- [作業目標] 以下のICチップへのデータ書き込みに関する文書について、最後の文の次から続きを書いてください。

- [本文ブロック]
+---+

説明

ICチップ用データ書き込み装置及びデータ書き込み方法

【課題】キャッシングするシステムを、バーチャルマシンが組み込まれたマルチアプリケーションICカードに採用した場合であっても、リトライカウンタの減算を処理前に行う方式におけるセキュリティ上の問題を無くし、ICカードのセキュリティ(安全性)を担保しつつ、処理を高速化することが可能なICチップ用データ書き込み装置及びデータ書き込み方法を提供する。
【解決手段】本発明は、バーチャルマシンと、バーチャルマシンから命令を受けて指定されたデータを処理する処理部と、前記処理部によって処理されたデータを一時的に蓄積するキャッシュメモリと、前記処理部からの書き込み指令に応じて前記キャッシュメモリから出力されたデータを書き込む不揮発性メモリと、を備えたICチップ用データ書き込み装置であって、前記処理部は、秘密情報に関する演算を処理する場合には、前記演算を実行する前にキャッシュメモリに蓄積されたデータを不揮発性メモリに書き込む。

【発明の詳細な説明】
【技術分野】
【0001】
本発明は、IC(Integrated Circuit)カードに搭載されるICチップに関し、特に、ICチップにおける不揮発性メモリにデータを書き込む技術に関する。
【背景技術】
【0002】
従来から、ICチップにおける不揮発性メモリ(例えば、EEPROM)へのデータの書き込み処理速度が、ICチップ全体の処理速度のボトルネックになっていることが知られている。このため、当該不揮発生メモリへの書き込み処理をキャッシングするシステムが知られている(例えば、特許文献1及び特許文献2参照)。不揮発性メモリへの書き込み処理1回の速度は、書き込むデータ容量に関係なく一定であり、容量の小さいデータの書き込みを複数回実行するのではなく、ある程度書き込むデータ容量をまとめることで、不揮発性メモリへの書き込み回数を減らして処理を速くすることができる。

+---+

- [コレクションから抽出したデータ]
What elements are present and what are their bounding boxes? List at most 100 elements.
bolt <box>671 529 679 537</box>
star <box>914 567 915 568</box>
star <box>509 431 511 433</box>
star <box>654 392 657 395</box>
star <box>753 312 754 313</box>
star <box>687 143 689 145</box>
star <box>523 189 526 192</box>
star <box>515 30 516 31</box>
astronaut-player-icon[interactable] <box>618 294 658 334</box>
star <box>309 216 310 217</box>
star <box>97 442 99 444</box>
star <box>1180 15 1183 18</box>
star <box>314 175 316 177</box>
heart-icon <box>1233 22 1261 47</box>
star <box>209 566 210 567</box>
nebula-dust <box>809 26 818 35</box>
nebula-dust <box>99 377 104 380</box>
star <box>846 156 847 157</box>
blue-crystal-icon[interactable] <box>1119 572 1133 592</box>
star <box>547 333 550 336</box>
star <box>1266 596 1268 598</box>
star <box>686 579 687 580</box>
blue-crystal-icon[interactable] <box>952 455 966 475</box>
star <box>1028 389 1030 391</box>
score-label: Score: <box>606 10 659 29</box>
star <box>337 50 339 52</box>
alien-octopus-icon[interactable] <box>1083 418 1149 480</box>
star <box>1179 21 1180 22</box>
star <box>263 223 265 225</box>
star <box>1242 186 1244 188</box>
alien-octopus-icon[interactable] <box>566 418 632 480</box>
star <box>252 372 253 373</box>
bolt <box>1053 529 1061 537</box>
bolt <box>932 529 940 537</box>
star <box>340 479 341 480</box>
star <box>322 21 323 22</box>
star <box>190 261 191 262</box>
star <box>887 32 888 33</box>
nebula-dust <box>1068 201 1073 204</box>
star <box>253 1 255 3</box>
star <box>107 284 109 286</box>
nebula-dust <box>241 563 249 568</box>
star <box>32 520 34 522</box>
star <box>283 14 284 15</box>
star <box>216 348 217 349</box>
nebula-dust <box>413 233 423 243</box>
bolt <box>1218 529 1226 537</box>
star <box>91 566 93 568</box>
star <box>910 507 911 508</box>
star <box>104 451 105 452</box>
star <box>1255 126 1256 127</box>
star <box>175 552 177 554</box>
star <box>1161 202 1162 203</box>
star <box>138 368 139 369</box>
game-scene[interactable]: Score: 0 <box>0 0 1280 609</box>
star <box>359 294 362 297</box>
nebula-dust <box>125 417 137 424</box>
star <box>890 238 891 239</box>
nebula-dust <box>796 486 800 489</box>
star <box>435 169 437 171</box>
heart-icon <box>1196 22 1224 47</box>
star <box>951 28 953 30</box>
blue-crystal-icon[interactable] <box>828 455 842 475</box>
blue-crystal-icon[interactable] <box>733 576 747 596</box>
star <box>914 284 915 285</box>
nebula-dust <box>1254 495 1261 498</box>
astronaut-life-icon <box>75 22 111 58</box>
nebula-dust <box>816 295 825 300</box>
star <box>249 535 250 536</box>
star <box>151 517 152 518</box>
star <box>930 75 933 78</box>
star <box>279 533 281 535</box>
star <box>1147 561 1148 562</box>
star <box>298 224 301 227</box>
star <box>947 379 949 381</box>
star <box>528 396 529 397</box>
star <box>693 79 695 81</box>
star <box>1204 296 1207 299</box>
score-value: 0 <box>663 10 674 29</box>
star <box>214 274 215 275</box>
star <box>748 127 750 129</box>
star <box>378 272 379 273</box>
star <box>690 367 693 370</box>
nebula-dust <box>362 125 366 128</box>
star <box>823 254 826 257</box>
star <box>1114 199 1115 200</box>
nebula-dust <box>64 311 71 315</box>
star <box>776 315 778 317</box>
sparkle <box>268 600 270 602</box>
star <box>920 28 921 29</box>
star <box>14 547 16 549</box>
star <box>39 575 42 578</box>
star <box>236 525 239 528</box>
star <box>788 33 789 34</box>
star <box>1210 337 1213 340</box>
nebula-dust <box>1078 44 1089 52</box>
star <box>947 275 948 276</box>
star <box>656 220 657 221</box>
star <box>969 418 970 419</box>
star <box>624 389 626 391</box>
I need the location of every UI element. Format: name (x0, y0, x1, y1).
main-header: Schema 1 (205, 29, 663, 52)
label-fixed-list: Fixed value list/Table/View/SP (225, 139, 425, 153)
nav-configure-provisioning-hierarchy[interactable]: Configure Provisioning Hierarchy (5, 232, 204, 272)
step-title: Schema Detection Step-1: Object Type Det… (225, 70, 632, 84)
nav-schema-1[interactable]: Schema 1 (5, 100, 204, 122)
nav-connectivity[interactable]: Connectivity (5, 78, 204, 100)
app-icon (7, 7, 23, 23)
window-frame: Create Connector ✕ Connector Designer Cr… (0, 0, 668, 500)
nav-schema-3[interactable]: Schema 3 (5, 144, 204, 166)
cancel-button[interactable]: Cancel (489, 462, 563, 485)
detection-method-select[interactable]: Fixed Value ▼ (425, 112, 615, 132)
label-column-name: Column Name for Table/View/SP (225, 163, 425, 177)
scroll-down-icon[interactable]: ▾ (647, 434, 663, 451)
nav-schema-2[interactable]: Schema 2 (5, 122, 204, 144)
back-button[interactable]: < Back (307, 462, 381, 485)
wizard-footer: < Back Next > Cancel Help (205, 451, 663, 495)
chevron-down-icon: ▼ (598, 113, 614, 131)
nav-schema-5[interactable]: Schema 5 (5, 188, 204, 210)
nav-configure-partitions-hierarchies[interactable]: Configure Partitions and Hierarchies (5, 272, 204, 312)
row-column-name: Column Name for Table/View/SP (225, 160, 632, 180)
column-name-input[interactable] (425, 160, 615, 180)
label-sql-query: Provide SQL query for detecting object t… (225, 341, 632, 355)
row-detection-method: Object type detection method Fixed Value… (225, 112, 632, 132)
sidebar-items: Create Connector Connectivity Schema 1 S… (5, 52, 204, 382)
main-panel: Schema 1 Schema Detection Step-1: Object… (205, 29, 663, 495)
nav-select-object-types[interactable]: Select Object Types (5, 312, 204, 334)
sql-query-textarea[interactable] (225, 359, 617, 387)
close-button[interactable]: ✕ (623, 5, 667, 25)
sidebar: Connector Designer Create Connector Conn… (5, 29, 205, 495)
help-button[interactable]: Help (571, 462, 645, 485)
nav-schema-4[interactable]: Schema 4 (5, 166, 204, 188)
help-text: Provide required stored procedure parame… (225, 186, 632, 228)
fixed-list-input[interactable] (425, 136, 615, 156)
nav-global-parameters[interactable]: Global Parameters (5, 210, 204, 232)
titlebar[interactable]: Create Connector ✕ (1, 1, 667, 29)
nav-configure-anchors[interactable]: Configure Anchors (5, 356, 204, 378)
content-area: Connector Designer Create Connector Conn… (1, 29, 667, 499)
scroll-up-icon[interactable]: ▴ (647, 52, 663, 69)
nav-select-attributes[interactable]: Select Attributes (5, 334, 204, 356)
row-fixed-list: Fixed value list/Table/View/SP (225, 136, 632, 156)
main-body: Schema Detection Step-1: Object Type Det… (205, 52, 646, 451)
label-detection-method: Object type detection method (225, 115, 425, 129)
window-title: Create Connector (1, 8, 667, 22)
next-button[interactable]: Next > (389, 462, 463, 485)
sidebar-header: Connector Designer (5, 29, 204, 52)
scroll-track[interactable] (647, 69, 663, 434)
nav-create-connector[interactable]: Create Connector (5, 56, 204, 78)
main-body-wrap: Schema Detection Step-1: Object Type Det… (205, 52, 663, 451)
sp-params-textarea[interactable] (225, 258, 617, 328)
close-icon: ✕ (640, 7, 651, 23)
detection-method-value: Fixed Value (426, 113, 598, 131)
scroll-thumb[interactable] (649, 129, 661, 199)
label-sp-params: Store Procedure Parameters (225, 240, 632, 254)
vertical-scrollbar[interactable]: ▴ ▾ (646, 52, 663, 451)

+---+

- [記述式の解答]
【0003】
ところで、一般に、セキュリティを確保するための処理、例えばパスワード等の認証に係る比較処理では、内部に記憶された内部データと外部から入力された外部データとが比較され、一致した場合に認証成功として次の処理へ移行するようになっているが、一致しない場合には認証失敗として、予め設定されたリトライ回数(制限回数)に達するまで、当該比較処理のリトライが行われるようになっている。ここで、リトライ回数は、「リトライが可能な回数」でもよいし、或いは「リトライ済み回数」でもよい。
【0004】
上記比較処理がリトライされる回数は、例えば、当該リトライが行われる度に1減算されるリトライカウンタにより管理されるようになっており、当該リトライカウンタの値は不揮発性メモリに記憶される。また、通常、当該リトライカウンタの減算は、上記比較処理前に行われる方式になっている。これは、リトライカウンタの減算を比較処理後に行う方式では、当該比較処理後、不揮発性メモリにリトライカウンタの値が書き込まれるまでの間に電源供給が絶たれた場合に、当該比較処理において認証失敗してもリトライカウンタは減らず、何度でも比較処理が実行可能となってしまうからである。
【0005】
また、従来、ICチップにおける不揮発性メモリ(例えば、EEPROM)のデータ容量は非常に小さい容量(例えば、数Kバイト)であったため、アプリケーションの追加/削除が不可能なNativeICカードが主流であった。しかし、例えば、特許文献3に開示されるように、近年の半導体技術の進歩によって、現在は、数十Kバイトから100Kバイトを超える不揮発性メモリの容量を有するICチップがリリースされていることもあり、JAVA(登録商標)に代表される高級言語の解釈機能を備えたバーチャルマシンが組み込まれ、アプリケーションの追加/削除が可能なマルチアプリケーションICカードが普及しつつある。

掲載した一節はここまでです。